Repeat the whole listing exactly.

==== Data to process ====

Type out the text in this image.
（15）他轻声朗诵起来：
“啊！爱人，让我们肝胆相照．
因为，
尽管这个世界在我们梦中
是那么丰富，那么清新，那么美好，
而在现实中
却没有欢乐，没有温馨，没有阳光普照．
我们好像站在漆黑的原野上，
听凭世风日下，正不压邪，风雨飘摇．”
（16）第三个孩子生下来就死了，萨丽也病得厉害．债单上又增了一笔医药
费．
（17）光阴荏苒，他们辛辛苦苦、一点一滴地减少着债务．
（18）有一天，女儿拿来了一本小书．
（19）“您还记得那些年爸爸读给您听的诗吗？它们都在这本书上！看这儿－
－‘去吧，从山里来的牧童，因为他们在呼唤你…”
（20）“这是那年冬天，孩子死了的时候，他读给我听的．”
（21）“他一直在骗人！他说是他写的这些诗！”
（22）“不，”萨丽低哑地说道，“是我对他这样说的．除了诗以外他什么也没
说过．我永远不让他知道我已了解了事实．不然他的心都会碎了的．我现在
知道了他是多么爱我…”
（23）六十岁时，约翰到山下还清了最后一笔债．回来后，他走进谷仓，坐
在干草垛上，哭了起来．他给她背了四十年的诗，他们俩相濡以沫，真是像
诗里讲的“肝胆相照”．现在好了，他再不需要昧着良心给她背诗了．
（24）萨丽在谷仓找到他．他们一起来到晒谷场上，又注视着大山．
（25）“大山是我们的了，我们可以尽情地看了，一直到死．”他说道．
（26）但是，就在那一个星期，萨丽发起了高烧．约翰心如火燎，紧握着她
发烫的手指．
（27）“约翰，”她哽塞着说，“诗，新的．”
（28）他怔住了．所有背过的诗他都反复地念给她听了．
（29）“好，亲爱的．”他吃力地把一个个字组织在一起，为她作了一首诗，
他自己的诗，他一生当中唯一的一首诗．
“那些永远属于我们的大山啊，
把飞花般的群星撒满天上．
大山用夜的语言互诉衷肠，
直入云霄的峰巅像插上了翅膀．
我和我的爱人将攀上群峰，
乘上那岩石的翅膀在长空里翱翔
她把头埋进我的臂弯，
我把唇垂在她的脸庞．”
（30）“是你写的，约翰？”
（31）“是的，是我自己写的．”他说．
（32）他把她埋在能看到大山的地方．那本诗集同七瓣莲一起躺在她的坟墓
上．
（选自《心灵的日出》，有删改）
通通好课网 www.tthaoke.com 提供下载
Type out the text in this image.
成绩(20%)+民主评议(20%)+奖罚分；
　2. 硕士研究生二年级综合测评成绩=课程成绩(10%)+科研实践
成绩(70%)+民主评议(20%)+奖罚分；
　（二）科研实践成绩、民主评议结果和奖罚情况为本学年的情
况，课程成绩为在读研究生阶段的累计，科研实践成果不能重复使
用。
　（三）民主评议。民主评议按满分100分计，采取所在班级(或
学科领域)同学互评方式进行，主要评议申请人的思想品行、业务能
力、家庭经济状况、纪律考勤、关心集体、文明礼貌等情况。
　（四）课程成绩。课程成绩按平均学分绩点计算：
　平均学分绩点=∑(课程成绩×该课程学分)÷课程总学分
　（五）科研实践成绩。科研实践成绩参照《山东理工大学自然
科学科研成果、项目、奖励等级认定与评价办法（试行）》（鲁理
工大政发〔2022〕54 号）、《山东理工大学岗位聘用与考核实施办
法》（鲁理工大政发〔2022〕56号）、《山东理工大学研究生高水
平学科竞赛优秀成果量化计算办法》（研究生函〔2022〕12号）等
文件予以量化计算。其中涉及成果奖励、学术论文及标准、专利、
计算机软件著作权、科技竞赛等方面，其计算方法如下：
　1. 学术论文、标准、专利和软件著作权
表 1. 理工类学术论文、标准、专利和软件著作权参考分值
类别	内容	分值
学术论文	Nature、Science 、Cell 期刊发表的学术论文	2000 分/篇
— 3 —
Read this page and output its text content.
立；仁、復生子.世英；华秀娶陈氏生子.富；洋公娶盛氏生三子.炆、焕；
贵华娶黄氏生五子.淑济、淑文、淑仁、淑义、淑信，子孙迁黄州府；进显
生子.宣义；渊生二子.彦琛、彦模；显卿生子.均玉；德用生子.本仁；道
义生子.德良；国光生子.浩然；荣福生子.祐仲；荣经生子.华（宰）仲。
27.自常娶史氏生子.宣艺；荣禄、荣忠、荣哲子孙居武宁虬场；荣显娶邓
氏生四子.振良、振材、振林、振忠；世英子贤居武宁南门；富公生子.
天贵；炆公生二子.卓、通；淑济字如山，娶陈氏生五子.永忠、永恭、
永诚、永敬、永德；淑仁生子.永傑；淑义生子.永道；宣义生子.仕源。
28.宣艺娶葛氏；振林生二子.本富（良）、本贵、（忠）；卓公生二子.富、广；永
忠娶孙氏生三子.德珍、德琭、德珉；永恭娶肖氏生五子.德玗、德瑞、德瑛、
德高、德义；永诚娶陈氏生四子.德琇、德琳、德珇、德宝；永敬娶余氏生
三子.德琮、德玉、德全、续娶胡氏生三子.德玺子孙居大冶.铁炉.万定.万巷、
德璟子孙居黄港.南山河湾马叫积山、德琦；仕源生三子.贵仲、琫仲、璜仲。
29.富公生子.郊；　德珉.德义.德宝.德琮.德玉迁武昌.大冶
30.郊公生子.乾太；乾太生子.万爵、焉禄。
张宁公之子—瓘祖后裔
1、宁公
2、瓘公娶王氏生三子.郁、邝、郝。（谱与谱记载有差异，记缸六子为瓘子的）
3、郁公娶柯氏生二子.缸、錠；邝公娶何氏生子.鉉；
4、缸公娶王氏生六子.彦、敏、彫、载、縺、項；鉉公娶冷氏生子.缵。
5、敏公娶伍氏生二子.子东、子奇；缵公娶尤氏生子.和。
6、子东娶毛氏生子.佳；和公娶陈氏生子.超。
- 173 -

====

> Problem solution
Type out the text in this image.
（15）他轻声朗诵起来：
“啊！爱人，让我们肝胆相照．
因为，
尽管这个世界在我们梦中
是那么丰富，那么清新，那么美好，
而在现实中
却没有欢乐，没有温馨，没有阳光普照．
我们好像站在漆黑的原野上，
听凭世风日下，正不压邪，风雨飘摇．”
（16）第三个孩子生下来就死了，萨丽也病得厉害．债单上又增了一笔医药
费．
（17）光阴荏苒，他们辛辛苦苦、一点一滴地减少着债务．
（18）有一天，女儿拿来了一本小书．
（19）“您还记得那些年爸爸读给您听的诗吗？它们都在这本书上！看这儿－
－‘去吧，从山里来的牧童，因为他们在呼唤你…”
（20）“这是那年冬天，孩子死了的时候，他读给我听的．”
（21）“他一直在骗人！他说是他写的这些诗！”
（22）“不，”萨丽低哑地说道，“是我对他这样说的．除了诗以外他什么也没
说过．我永远不让他知道我已了解了事实．不然他的心都会碎了的．我现在
知道了他是多么爱我…”
（23）六十岁时，约翰到山下还清了最后一笔债．回来后，他走进谷仓，坐
在干草垛上，哭了起来．他给她背了四十年的诗，他们俩相濡以沫，真是像
诗里讲的“肝胆相照”．现在好了，他再不需要昧着良心给她背诗了．
（24）萨丽在谷仓找到他．他们一起来到晒谷场上，又注视着大山．
（25）“大山是我们的了，我们可以尽情地看了，一直到死．”他说道．
（26）但是，就在那一个星期，萨丽发起了高烧．约翰心如火燎，紧握着她
发烫的手指．
（27）“约翰，”她哽塞着说，“诗，新的．”
（28）他怔住了．所有背过的诗他都反复地念给她听了．
（29）“好，亲爱的．”他吃力地把一个个字组织在一起，为她作了一首诗，
他自己的诗，他一生当中唯一的一首诗．
“那些永远属于我们的大山啊，
把飞花般的群星撒满天上．
大山用夜的语言互诉衷肠，
直入云霄的峰巅像插上了翅膀．
我和我的爱人将攀上群峰，
乘上那岩石的翅膀在长空里翱翔
她把头埋进我的臂弯，
我把唇垂在她的脸庞．”
（30）“是你写的，约翰？”
（31）“是的，是我自己写的．”他说．
（32）他把她埋在能看到大山的地方．那本诗集同七瓣莲一起躺在她的坟墓
上．
（选自《心灵的日出》，有删改）
通通好课网 www.tthaoke.com 提供下载
Type out the text in this image.
成绩(20%)+民主评议(20%)+奖罚分；
　2. 硕士研究生二年级综合测评成绩=课程成绩(10%)+科研实践
成绩(70%)+民主评议(20%)+奖罚分；
　（二）科研实践成绩、民主评议结果和奖罚情况为本学年的情
况，课程成绩为在读研究生阶段的累计，科研实践成果不能重复使
用。
　（三）民主评议。民主评议按满分100分计，采取所在班级(或
学科领域)同学互评方式进行，主要评议申请人的思想品行、业务能
力、家庭经济状况、纪律考勤、关心集体、文明礼貌等情况。
　（四）课程成绩。课程成绩按平均学分绩点计算：
　平均学分绩点=∑(课程成绩×该课程学分)÷课程总学分
　（五）科研实践成绩。科研实践成绩参照《山东理工大学自然
科学科研成果、项目、奖励等级认定与评价办法（试行）》（鲁理
工大政发〔2022〕54 号）、《山东理工大学岗位聘用与考核实施办
法》（鲁理工大政发〔2022〕56号）、《山东理工大学研究生高水
平学科竞赛优秀成果量化计算办法》（研究生函〔2022〕12号）等
文件予以量化计算。其中涉及成果奖励、学术论文及标准、专利、
计算机软件著作权、科技竞赛等方面，其计算方法如下：
　1. 学术论文、标准、专利和软件著作权
表 1. 理工类学术论文、标准、专利和软件著作权参考分值
类别	内容	分值
学术论文	Nature、Science 、Cell 期刊发表的学术论文	2000 分/篇
— 3 —
Read this page and output its text content.
立；仁、復生子.世英；华秀娶陈氏生子.富；洋公娶盛氏生三子.炆、焕；
贵华娶黄氏生五子.淑济、淑文、淑仁、淑义、淑信，子孙迁黄州府；进显
生子.宣义；渊生二子.彦琛、彦模；显卿生子.均玉；德用生子.本仁；道
义生子.德良；国光生子.浩然；荣福生子.祐仲；荣经生子.华（宰）仲。
27.自常娶史氏生子.宣艺；荣禄、荣忠、荣哲子孙居武宁虬场；荣显娶邓
氏生四子.振良、振材、振林、振忠；世英子贤居武宁南门；富公生子.
天贵；炆公生二子.卓、通；淑济字如山，娶陈氏生五子.永忠、永恭、
永诚、永敬、永德；淑仁生子.永傑；淑义生子.永道；宣义生子.仕源。
28.宣艺娶葛氏；振林生二子.本富（良）、本贵、（忠）；卓公生二子.富、广；永
忠娶孙氏生三子.德珍、德琭、德珉；永恭娶肖氏生五子.德玗、德瑞、德瑛、
德高、德义；永诚娶陈氏生四子.德琇、德琳、德珇、德宝；永敬娶余氏生
三子.德琮、德玉、德全、续娶胡氏生三子.德玺子孙居大冶.铁炉.万定.万巷、
德璟子孙居黄港.南山河湾马叫积山、德琦；仕源生三子.贵仲、琫仲、璜仲。
29.富公生子.郊；　德珉.德义.德宝.德琮.德玉迁武昌.大冶
30.郊公生子.乾太；乾太生子.万爵、焉禄。
张宁公之子—瓘祖后裔
1、宁公
2、瓘公娶王氏生三子.郁、邝、郝。（谱与谱记载有差异，记缸六子为瓘子的）
3、郁公娶柯氏生二子.缸、錠；邝公娶何氏生子.鉉；
4、缸公娶王氏生六子.彦、敏、彫、载、縺、項；鉉公娶冷氏生子.缵。
5、敏公娶伍氏生二子.子东、子奇；缵公娶尤氏生子.和。
6、子东娶毛氏生子.佳；和公娶陈氏生子.超。
- 173 -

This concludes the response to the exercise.